Problem to solve:
Below are the records; collect from them each line containing the string "模版名称".
## begin
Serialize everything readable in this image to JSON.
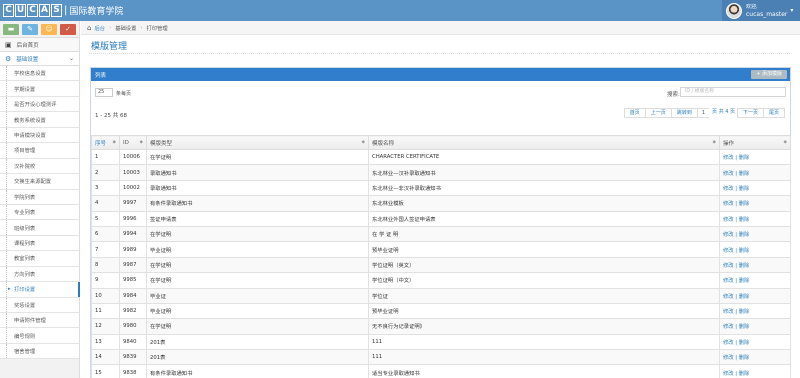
{
  "topbar": {
    "logo_letters": [
      "C",
      "U",
      "C",
      "A",
      "S"
    ],
    "logo_sep": "|",
    "logo_text": "国际教育学院",
    "user_welcome": "欢迎,",
    "user_name": "cucas_master",
    "caret": "▾"
  },
  "sidebar": {
    "shortcut_icons": [
      "signal-icon",
      "pencil-icon",
      "users-icon",
      "cogs-icon"
    ],
    "home_label": "后台首页",
    "section_label": "基础设置",
    "items": [
      "学校信息设置",
      "学期设置",
      "是否开设心理测评",
      "教务系统设置",
      "申请模块设置",
      "项目管理",
      "汉补院校",
      "交换生来源配置",
      "学院列表",
      "专业列表",
      "班级列表",
      "课程列表",
      "教室列表",
      "方向列表",
      "打印设置",
      "奖惩设置",
      "申请附件管理",
      "编号规则",
      "宿舍管理"
    ],
    "active_index": 14
  },
  "breadcrumb": {
    "home": "后台",
    "level1": "基础设置",
    "level2": "打印管理"
  },
  "page": {
    "title": "模版管理"
  },
  "panel": {
    "head": "列表",
    "add_button": "+ 添加模版",
    "length_value": "25",
    "length_label": "条每页",
    "search_label": "搜索:",
    "search_placeholder": "ID / 模版名称",
    "info": "1 - 25 共 68",
    "pager": {
      "first": "首页",
      "prev": "上一页",
      "jump": "跳转到",
      "page_value": "1",
      "page_of": "页 共 4 页",
      "next": "下一页",
      "last": "尾页"
    }
  },
  "table": {
    "headers": {
      "seq": "序号",
      "id": "ID",
      "type": "模版类型",
      "name": "模版名称",
      "ops": "操作"
    },
    "ops_label": "修改 | 删除",
    "rows": [
      {
        "seq": "1",
        "id": "10006",
        "type": "在学证明",
        "name": "CHARACTER CERTIFICATE"
      },
      {
        "seq": "2",
        "id": "10003",
        "type": "录取通知书",
        "name": "东北林业—汉补录取通知书"
      },
      {
        "seq": "3",
        "id": "10002",
        "type": "录取通知书",
        "name": "东北林业—非汉补录取通知书"
      },
      {
        "seq": "4",
        "id": "9997",
        "type": "有条件录取通知书",
        "name": "东北林业模板"
      },
      {
        "seq": "5",
        "id": "9996",
        "type": "签证申请表",
        "name": "东北林业外国人签证申请表"
      },
      {
        "seq": "6",
        "id": "9994",
        "type": "在学证明",
        "name": "在 学 证 明"
      },
      {
        "seq": "7",
        "id": "9989",
        "type": "毕业证明",
        "name": "预毕业证明"
      },
      {
        "seq": "8",
        "id": "9987",
        "type": "在学证明",
        "name": "学位证明（英文）"
      },
      {
        "seq": "9",
        "id": "9985",
        "type": "在学证明",
        "name": "学位证明（中文）"
      },
      {
        "seq": "10",
        "id": "9984",
        "type": "毕业证",
        "name": "学位证"
      },
      {
        "seq": "11",
        "id": "9982",
        "type": "毕业证明",
        "name": "预毕业证明"
      },
      {
        "seq": "12",
        "id": "9980",
        "type": "在学证明",
        "name": "无不良行为记录证明》"
      },
      {
        "seq": "13",
        "id": "9840",
        "type": "201表",
        "name": "111"
      },
      {
        "seq": "14",
        "id": "9839",
        "type": "201表",
        "name": "111"
      },
      {
        "seq": "15",
        "id": "9838",
        "type": "有条件录取通知书",
        "name": "适当专业录取通知书"
      }
    ]
  },
  "colors": {
    "topbar": "#5a93c6",
    "panel_head": "#307ecc",
    "link": "#2b7dbc"
  }
}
## end
Task answer:
    "search_placeholder": "ID / 模版名称",
      "name": "模版名称",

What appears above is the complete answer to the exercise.